*TO BE DONE:* All of the data needs to be repeated exactly.

(Collected data)
+---+

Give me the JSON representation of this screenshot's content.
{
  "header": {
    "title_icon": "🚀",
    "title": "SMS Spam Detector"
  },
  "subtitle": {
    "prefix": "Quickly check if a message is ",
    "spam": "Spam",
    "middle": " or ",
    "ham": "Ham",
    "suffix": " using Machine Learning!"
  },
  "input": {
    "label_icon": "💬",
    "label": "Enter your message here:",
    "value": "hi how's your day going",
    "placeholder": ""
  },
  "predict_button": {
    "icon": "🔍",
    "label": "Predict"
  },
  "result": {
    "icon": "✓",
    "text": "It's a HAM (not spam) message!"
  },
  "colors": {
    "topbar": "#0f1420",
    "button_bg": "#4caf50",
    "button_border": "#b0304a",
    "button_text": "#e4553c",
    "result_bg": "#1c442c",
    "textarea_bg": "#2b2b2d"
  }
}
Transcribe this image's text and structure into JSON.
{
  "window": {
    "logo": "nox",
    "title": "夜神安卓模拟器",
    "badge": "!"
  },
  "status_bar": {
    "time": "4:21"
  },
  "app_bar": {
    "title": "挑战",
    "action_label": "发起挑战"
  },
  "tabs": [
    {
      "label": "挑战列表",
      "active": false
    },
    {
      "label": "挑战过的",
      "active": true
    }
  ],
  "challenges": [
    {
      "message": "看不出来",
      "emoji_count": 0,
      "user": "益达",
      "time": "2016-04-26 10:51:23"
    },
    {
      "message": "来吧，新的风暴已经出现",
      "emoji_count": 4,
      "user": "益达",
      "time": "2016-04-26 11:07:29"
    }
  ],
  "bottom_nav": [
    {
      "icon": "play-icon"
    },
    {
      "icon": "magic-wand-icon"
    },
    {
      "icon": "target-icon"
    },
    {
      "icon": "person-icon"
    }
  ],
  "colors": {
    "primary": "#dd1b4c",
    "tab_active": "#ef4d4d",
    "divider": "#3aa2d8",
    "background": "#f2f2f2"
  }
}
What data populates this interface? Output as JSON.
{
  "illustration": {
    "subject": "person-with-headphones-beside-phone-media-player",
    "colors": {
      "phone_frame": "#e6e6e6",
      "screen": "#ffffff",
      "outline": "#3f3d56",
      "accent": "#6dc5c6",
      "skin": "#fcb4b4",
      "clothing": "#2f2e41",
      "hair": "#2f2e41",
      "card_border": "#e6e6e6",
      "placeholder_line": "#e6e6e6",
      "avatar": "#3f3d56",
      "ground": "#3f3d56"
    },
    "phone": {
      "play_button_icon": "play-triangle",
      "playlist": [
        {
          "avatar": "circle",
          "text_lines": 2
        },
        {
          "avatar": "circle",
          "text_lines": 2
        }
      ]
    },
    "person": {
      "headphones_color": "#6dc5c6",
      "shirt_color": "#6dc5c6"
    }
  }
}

+---+

*SOLUTION BELOW:*
Give me the JSON representation of this screenshot's content.
{
  "header": {
    "title_icon": "🚀",
    "title": "SMS Spam Detector"
  },
  "subtitle": {
    "prefix": "Quickly check if a message is ",
    "spam": "Spam",
    "middle": " or ",
    "ham": "Ham",
    "suffix": " using Machine Learning!"
  },
  "input": {
    "label_icon": "💬",
    "label": "Enter your message here:",
    "value": "hi how's your day going",
    "placeholder": ""
  },
  "predict_button": {
    "icon": "🔍",
    "label": "Predict"
  },
  "result": {
    "icon": "✓",
    "text": "It's a HAM (not spam) message!"
  },
  "colors": {
    "topbar": "#0f1420",
    "button_bg": "#4caf50",
    "button_border": "#b0304a",
    "button_text": "#e4553c",
    "result_bg": "#1c442c",
    "textarea_bg": "#2b2b2d"
  }
}
Transcribe this image's text and structure into JSON.
{
  "window": {
    "logo": "nox",
    "title": "夜神安卓模拟器",
    "badge": "!"
  },
  "status_bar": {
    "time": "4:21"
  },
  "app_bar": {
    "title": "挑战",
    "action_label": "发起挑战"
  },
  "tabs": [
    {
      "label": "挑战列表",
      "active": false
    },
    {
      "label": "挑战过的",
      "active": true
    }
  ],
  "challenges": [
    {
      "message": "看不出来",
      "emoji_count": 0,
      "user": "益达",
      "time": "2016-04-26 10:51:23"
    },
    {
      "message": "来吧，新的风暴已经出现",
      "emoji_count": 4,
      "user": "益达",
      "time": "2016-04-26 11:07:29"
    }
  ],
  "bottom_nav": [
    {
      "icon": "play-icon"
    },
    {
      "icon": "magic-wand-icon"
    },
    {
      "icon": "target-icon"
    },
    {
      "icon": "person-icon"
    }
  ],
  "colors": {
    "primary": "#dd1b4c",
    "tab_active": "#ef4d4d",
    "divider": "#3aa2d8",
    "background": "#f2f2f2"
  }
}
What data populates this interface? Output as JSON.
{
  "illustration": {
    "subject": "person-with-headphones-beside-phone-media-player",
    "colors": {
      "phone_frame": "#e6e6e6",
      "screen": "#ffffff",
      "outline": "#3f3d56",
      "accent": "#6dc5c6",
      "skin": "#fcb4b4",
      "clothing": "#2f2e41",
      "hair": "#2f2e41",
      "card_border": "#e6e6e6",
      "placeholder_line": "#e6e6e6",
      "avatar": "#3f3d56",
      "ground": "#3f3d56"
    },
    "phone": {
      "play_button_icon": "play-triangle",
      "playlist": [
        {
          "avatar": "circle",
          "text_lines": 2
        },
        {
          "avatar": "circle",
          "text_lines": 2
        }
      ]
    },
    "person": {
      "headphones_color": "#6dc5c6",
      "shirt_color": "#6dc5c6"
    }
  }
}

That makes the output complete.